# Goal of the exercise
Reproduce every entry below precisely; do not include the pictures.

# Extracted information
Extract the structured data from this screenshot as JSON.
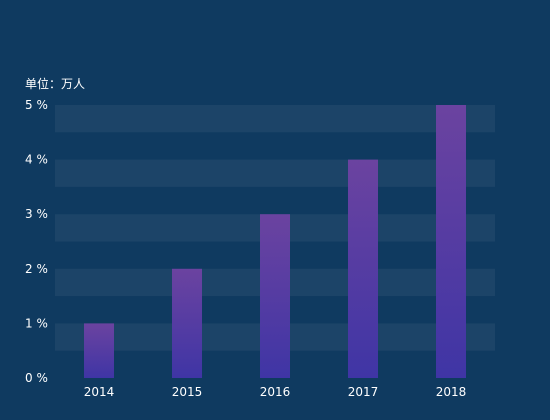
{
  "chart_data": {
    "type": "bar",
    "unit_label": "单位：万人",
    "categories": [
      "2014",
      "2015",
      "2016",
      "2017",
      "2018"
    ],
    "values": [
      1,
      2,
      3,
      4,
      5
    ],
    "y_ticks": [
      "0 %",
      "1 %",
      "2 %",
      "3 %",
      "4 %",
      "5 %"
    ],
    "ylim": [
      0,
      5
    ],
    "grid": "alternating-bands",
    "colors": {
      "background": "#0f3a60",
      "band": "#1c4468",
      "bar_top": "#6b43a0",
      "bar_bottom": "#3f35a5",
      "text": "#ffffff"
    }
  }
}
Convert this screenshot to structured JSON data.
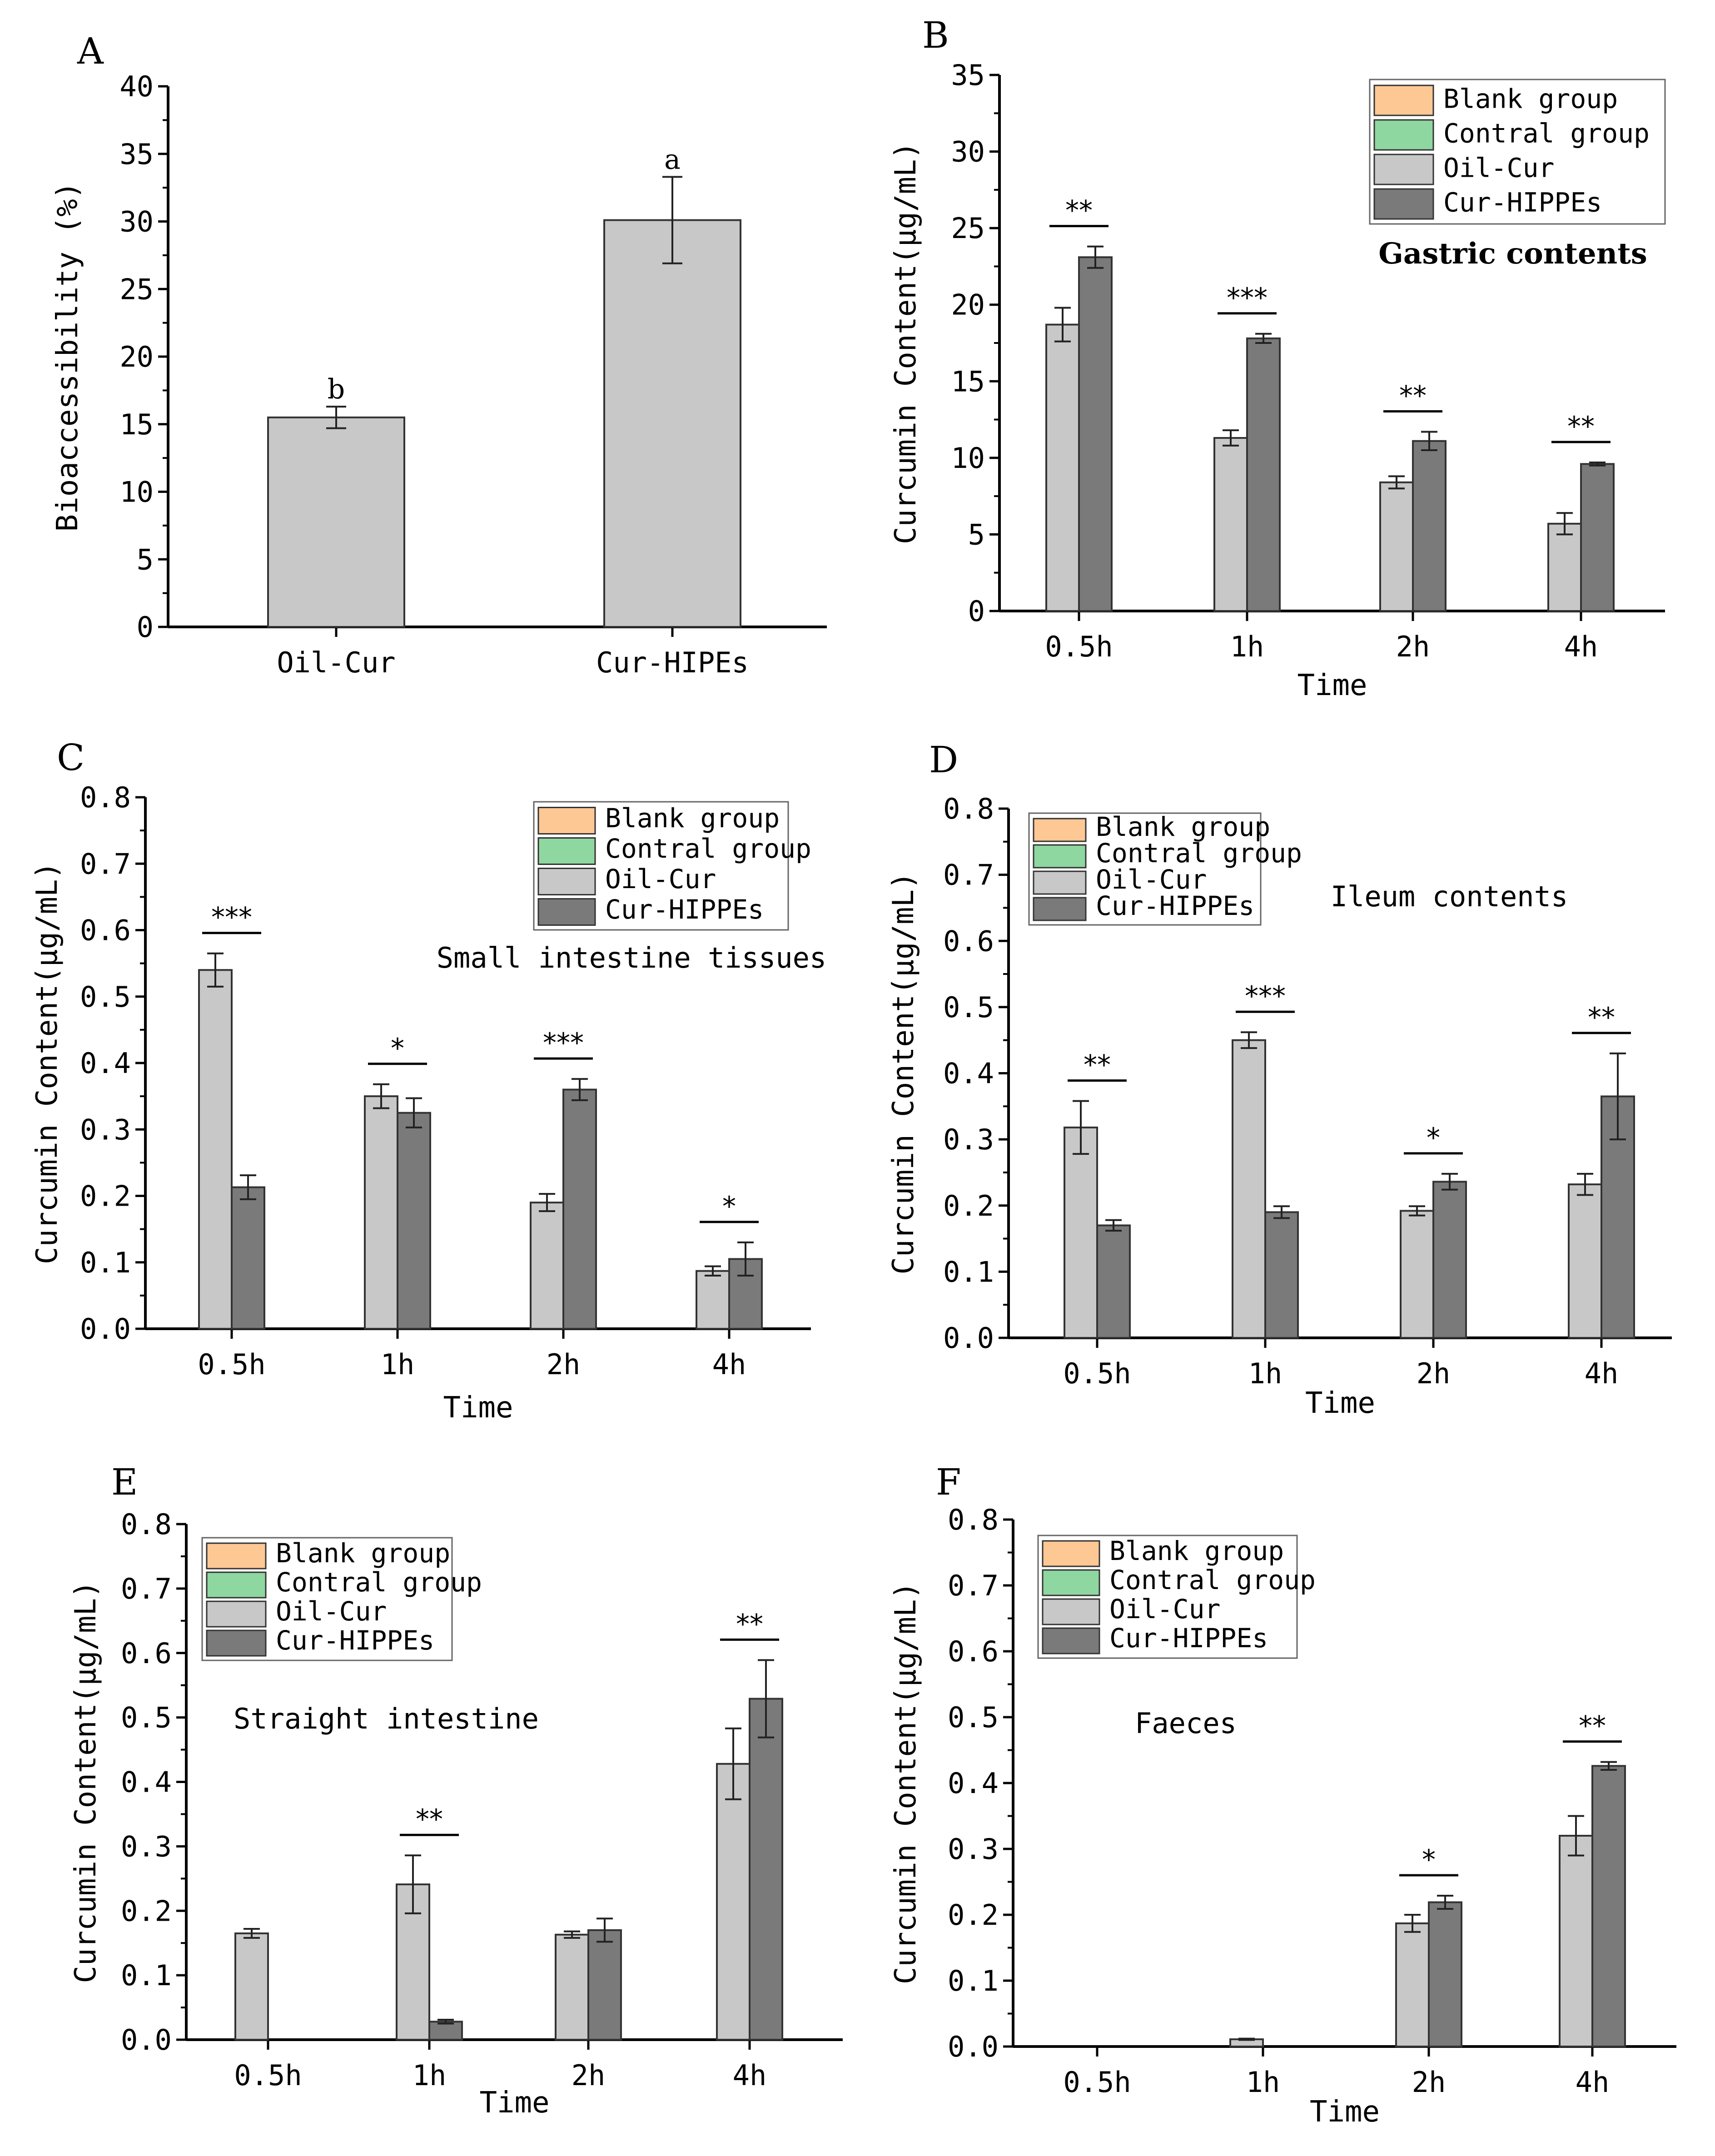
{
  "colors": {
    "blank": "#FDC894",
    "control": "#8FD7A0",
    "oil": "#C8C8C8",
    "hippe": "#7A7A7A",
    "axis": "#000000"
  },
  "chart_data": [
    {
      "id": "A",
      "panel_label": "A",
      "type": "bar",
      "categories": [
        "Oil-Cur",
        "Cur-HIPEs"
      ],
      "values": [
        15.5,
        30.1
      ],
      "errors": [
        0.8,
        3.2
      ],
      "letters": [
        "b",
        "a"
      ],
      "ylabel": "Bioaccessibility (%)",
      "xlabel": "",
      "ylim": [
        0,
        40
      ],
      "yticks": [
        "0",
        "5",
        "10",
        "15",
        "20",
        "25",
        "30",
        "35",
        "40"
      ]
    },
    {
      "id": "B",
      "panel_label": "B",
      "type": "bar",
      "categories": [
        "0.5h",
        "1h",
        "2h",
        "4h"
      ],
      "series": [
        {
          "name": "Oil-Cur",
          "values": [
            18.7,
            11.3,
            8.4,
            5.7
          ],
          "errors": [
            1.1,
            0.5,
            0.4,
            0.7
          ]
        },
        {
          "name": "Cur-HIPPEs",
          "values": [
            23.1,
            17.8,
            11.1,
            9.6
          ],
          "errors": [
            0.7,
            0.3,
            0.6,
            0.1
          ]
        }
      ],
      "legend": [
        "Blank group",
        "Contral group",
        "Oil-Cur",
        "Cur-HIPPEs"
      ],
      "significance": [
        "**",
        "***",
        "**",
        "**"
      ],
      "annotation": "Gastric contents",
      "ylabel": "Curcumin Content(μg/mL)",
      "xlabel": "Time",
      "ylim": [
        0,
        35
      ],
      "yticks": [
        "0",
        "5",
        "10",
        "15",
        "20",
        "25",
        "30",
        "35"
      ]
    },
    {
      "id": "C",
      "panel_label": "C",
      "type": "bar",
      "categories": [
        "0.5h",
        "1h",
        "2h",
        "4h"
      ],
      "series": [
        {
          "name": "Oil-Cur",
          "values": [
            0.54,
            0.35,
            0.19,
            0.087
          ],
          "errors": [
            0.025,
            0.018,
            0.013,
            0.007
          ]
        },
        {
          "name": "Cur-HIPPEs",
          "values": [
            0.213,
            0.325,
            0.36,
            0.105
          ],
          "errors": [
            0.018,
            0.022,
            0.016,
            0.025
          ]
        }
      ],
      "legend": [
        "Blank group",
        "Contral group",
        "Oil-Cur",
        "Cur-HIPPEs"
      ],
      "significance": [
        "***",
        "*",
        "***",
        "*"
      ],
      "annotation": "Small intestine tissues",
      "ylabel": "Curcumin Content(μg/mL)",
      "xlabel": "Time",
      "ylim": [
        0,
        0.8
      ],
      "yticks": [
        "0.0",
        "0.1",
        "0.2",
        "0.3",
        "0.4",
        "0.5",
        "0.6",
        "0.7",
        "0.8"
      ]
    },
    {
      "id": "D",
      "panel_label": "D",
      "type": "bar",
      "categories": [
        "0.5h",
        "1h",
        "2h",
        "4h"
      ],
      "series": [
        {
          "name": "Oil-Cur",
          "values": [
            0.318,
            0.45,
            0.192,
            0.232
          ],
          "errors": [
            0.04,
            0.012,
            0.007,
            0.016
          ]
        },
        {
          "name": "Cur-HIPPEs",
          "values": [
            0.17,
            0.19,
            0.236,
            0.365
          ],
          "errors": [
            0.008,
            0.009,
            0.012,
            0.065
          ]
        }
      ],
      "legend": [
        "Blank group",
        "Contral group",
        "Oil-Cur",
        "Cur-HIPPEs"
      ],
      "significance": [
        "**",
        "***",
        "*",
        "**"
      ],
      "annotation": "Ileum contents",
      "ylabel": "Curcumin Content(μg/mL)",
      "xlabel": "Time",
      "ylim": [
        0,
        0.8
      ],
      "yticks": [
        "0.0",
        "0.1",
        "0.2",
        "0.3",
        "0.4",
        "0.5",
        "0.6",
        "0.7",
        "0.8"
      ]
    },
    {
      "id": "E",
      "panel_label": "E",
      "type": "bar",
      "categories": [
        "0.5h",
        "1h",
        "2h",
        "4h"
      ],
      "series": [
        {
          "name": "Oil-Cur",
          "values": [
            0.165,
            0.241,
            0.163,
            0.428
          ],
          "errors": [
            0.007,
            0.045,
            0.005,
            0.055
          ]
        },
        {
          "name": "Cur-HIPPEs",
          "values": [
            0,
            0.028,
            0.17,
            0.529
          ],
          "errors": [
            0,
            0.003,
            0.018,
            0.06
          ]
        }
      ],
      "legend": [
        "Blank group",
        "Contral group",
        "Oil-Cur",
        "Cur-HIPPEs"
      ],
      "significance": [
        "",
        "**",
        "",
        "**"
      ],
      "annotation": "Straight intestine",
      "ylabel": "Curcumin Content(μg/mL)",
      "xlabel": "Time",
      "ylim": [
        0,
        0.8
      ],
      "yticks": [
        "0.0",
        "0.1",
        "0.2",
        "0.3",
        "0.4",
        "0.5",
        "0.6",
        "0.7",
        "0.8"
      ]
    },
    {
      "id": "F",
      "panel_label": "F",
      "type": "bar",
      "categories": [
        "0.5h",
        "1h",
        "2h",
        "4h"
      ],
      "series": [
        {
          "name": "Oil-Cur",
          "values": [
            0,
            0.011,
            0.187,
            0.32
          ],
          "errors": [
            0,
            0.001,
            0.013,
            0.03
          ]
        },
        {
          "name": "Cur-HIPPEs",
          "values": [
            0,
            0,
            0.219,
            0.426
          ],
          "errors": [
            0,
            0,
            0.01,
            0.006
          ]
        }
      ],
      "legend": [
        "Blank group",
        "Contral group",
        "Oil-Cur",
        "Cur-HIPPEs"
      ],
      "significance": [
        "",
        "",
        "*",
        "**"
      ],
      "annotation": "Faeces",
      "ylabel": "Curcumin Content(μg/mL)",
      "xlabel": "Time",
      "ylim": [
        0,
        0.8
      ],
      "yticks": [
        "0.0",
        "0.1",
        "0.2",
        "0.3",
        "0.4",
        "0.5",
        "0.6",
        "0.7",
        "0.8"
      ]
    }
  ]
}
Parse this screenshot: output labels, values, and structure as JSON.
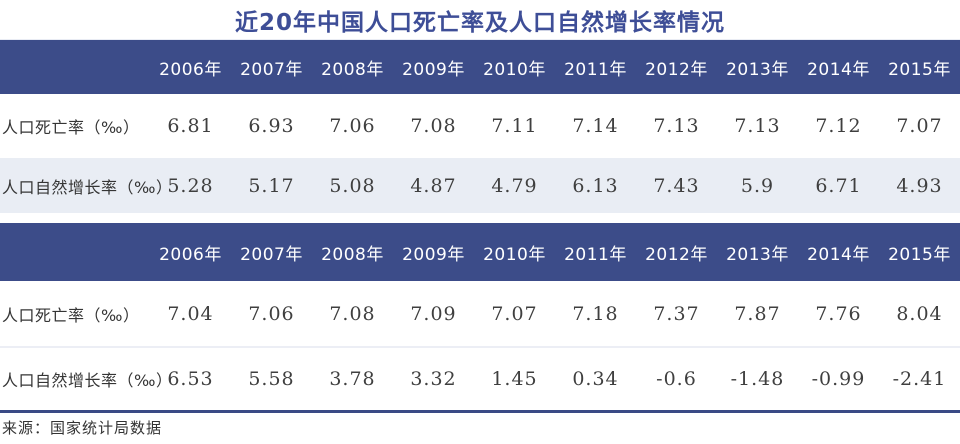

# Complete output
Extract the structured data from this screenshot as JSON.
{
  "chart_data": {
    "type": "bar",
    "unit_label": "单位：万人",
    "categories": [
      "2014",
      "2015",
      "2016",
      "2017",
      "2018"
    ],
    "values": [
      1,
      2,
      3,
      4,
      5
    ],
    "y_ticks": [
      "0 %",
      "1 %",
      "2 %",
      "3 %",
      "4 %",
      "5 %"
    ],
    "ylim": [
      0,
      5
    ],
    "grid": "alternating-bands",
    "colors": {
      "background": "#0f3a60",
      "band": "#1c4468",
      "bar_top": "#6b43a0",
      "bar_bottom": "#3f35a5",
      "text": "#ffffff"
    }
  }
}
Convert this screenshot to structured JSON data.
{
  "colors": {
    "blank": "#FDC894",
    "control": "#8FD7A0",
    "oil": "#C8C8C8",
    "hippe": "#7A7A7A",
    "axis": "#000000"
  },
  "chart_data": [
    {
      "id": "A",
      "panel_label": "A",
      "type": "bar",
      "categories": [
        "Oil-Cur",
        "Cur-HIPEs"
      ],
      "values": [
        15.5,
        30.1
      ],
      "errors": [
        0.8,
        3.2
      ],
      "letters": [
        "b",
        "a"
      ],
      "ylabel": "Bioaccessibility (%)",
      "xlabel": "",
      "ylim": [
        0,
        40
      ],
      "yticks": [
        "0",
        "5",
        "10",
        "15",
        "20",
        "25",
        "30",
        "35",
        "40"
      ]
    },
    {
      "id": "B",
      "panel_label": "B",
      "type": "bar",
      "categories": [
        "0.5h",
        "1h",
        "2h",
        "4h"
      ],
      "series": [
        {
          "name": "Oil-Cur",
          "values": [
            18.7,
            11.3,
            8.4,
            5.7
          ],
          "errors": [
            1.1,
            0.5,
            0.4,
            0.7
          ]
        },
        {
          "name": "Cur-HIPPEs",
          "values": [
            23.1,
            17.8,
            11.1,
            9.6
          ],
          "errors": [
            0.7,
            0.3,
            0.6,
            0.1
          ]
        }
      ],
      "legend": [
        "Blank group",
        "Contral group",
        "Oil-Cur",
        "Cur-HIPPEs"
      ],
      "significance": [
        "**",
        "***",
        "**",
        "**"
      ],
      "annotation": "Gastric contents",
      "ylabel": "Curcumin Content(μg/mL)",
      "xlabel": "Time",
      "ylim": [
        0,
        35
      ],
      "yticks": [
        "0",
        "5",
        "10",
        "15",
        "20",
        "25",
        "30",
        "35"
      ]
    },
    {
      "id": "C",
      "panel_label": "C",
      "type": "bar",
      "categories": [
        "0.5h",
        "1h",
        "2h",
        "4h"
      ],
      "series": [
        {
          "name": "Oil-Cur",
          "values": [
            0.54,
            0.35,
            0.19,
            0.087
          ],
          "errors": [
            0.025,
            0.018,
            0.013,
            0.007
          ]
        },
        {
          "name": "Cur-HIPPEs",
          "values": [
            0.213,
            0.325,
            0.36,
            0.105
          ],
          "errors": [
            0.018,
            0.022,
            0.016,
            0.025
          ]
        }
      ],
      "legend": [
        "Blank group",
        "Contral group",
        "Oil-Cur",
        "Cur-HIPPEs"
      ],
      "significance": [
        "***",
        "*",
        "***",
        "*"
      ],
      "annotation": "Small intestine tissues",
      "ylabel": "Curcumin Content(μg/mL)",
      "xlabel": "Time",
      "ylim": [
        0,
        0.8
      ],
      "yticks": [
        "0.0",
        "0.1",
        "0.2",
        "0.3",
        "0.4",
        "0.5",
        "0.6",
        "0.7",
        "0.8"
      ]
    },
    {
      "id": "D",
      "panel_label": "D",
      "type": "bar",
      "categories": [
        "0.5h",
        "1h",
        "2h",
        "4h"
      ],
      "series": [
        {
          "name": "Oil-Cur",
          "values": [
            0.318,
            0.45,
            0.192,
            0.232
          ],
          "errors": [
            0.04,
            0.012,
            0.007,
            0.016
          ]
        },
        {
          "name": "Cur-HIPPEs",
          "values": [
            0.17,
            0.19,
            0.236,
            0.365
          ],
          "errors": [
            0.008,
            0.009,
            0.012,
            0.065
          ]
        }
      ],
      "legend": [
        "Blank group",
        "Contral group",
        "Oil-Cur",
        "Cur-HIPPEs"
      ],
      "significance": [
        "**",
        "***",
        "*",
        "**"
      ],
      "annotation": "Ileum contents",
      "ylabel": "Curcumin Content(μg/mL)",
      "xlabel": "Time",
      "ylim": [
        0,
        0.8
      ],
      "yticks": [
        "0.0",
        "0.1",
        "0.2",
        "0.3",
        "0.4",
        "0.5",
        "0.6",
        "0.7",
        "0.8"
      ]
    },
    {
      "id": "E",
      "panel_label": "E",
      "type": "bar",
      "categories": [
        "0.5h",
        "1h",
        "2h",
        "4h"
      ],
      "series": [
        {
          "name": "Oil-Cur",
          "values": [
            0.165,
            0.241,
            0.163,
            0.428
          ],
          "errors": [
            0.007,
            0.045,
            0.005,
            0.055
          ]
        },
        {
          "name": "Cur-HIPPEs",
          "values": [
            0,
            0.028,
            0.17,
            0.529
          ],
          "errors": [
            0,
            0.003,
            0.018,
            0.06
          ]
        }
      ],
      "legend": [
        "Blank group",
        "Contral group",
        "Oil-Cur",
        "Cur-HIPPEs"
      ],
      "significance": [
        "",
        "**",
        "",
        "**"
      ],
      "annotation": "Straight intestine",
      "ylabel": "Curcumin Content(μg/mL)",
      "xlabel": "Time",
      "ylim": [
        0,
        0.8
      ],
      "yticks": [
        "0.0",
        "0.1",
        "0.2",
        "0.3",
        "0.4",
        "0.5",
        "0.6",
        "0.7",
        "0.8"
      ]
    },
    {
      "id": "F",
      "panel_label": "F",
      "type": "bar",
      "categories": [
        "0.5h",
        "1h",
        "2h",
        "4h"
      ],
      "series": [
        {
          "name": "Oil-Cur",
          "values": [
            0,
            0.011,
            0.187,
            0.32
          ],
          "errors": [
            0,
            0.001,
            0.013,
            0.03
          ]
        },
        {
          "name": "Cur-HIPPEs",
          "values": [
            0,
            0,
            0.219,
            0.426
          ],
          "errors": [
            0,
            0,
            0.01,
            0.006
          ]
        }
      ],
      "legend": [
        "Blank group",
        "Contral group",
        "Oil-Cur",
        "Cur-HIPPEs"
      ],
      "significance": [
        "",
        "",
        "*",
        "**"
      ],
      "annotation": "Faeces",
      "ylabel": "Curcumin Content(μg/mL)",
      "xlabel": "Time",
      "ylim": [
        0,
        0.8
      ],
      "yticks": [
        "0.0",
        "0.1",
        "0.2",
        "0.3",
        "0.4",
        "0.5",
        "0.6",
        "0.7",
        "0.8"
      ]
    }
  ]
}
Parse this screenshot: output labels, values, and structure as JSON.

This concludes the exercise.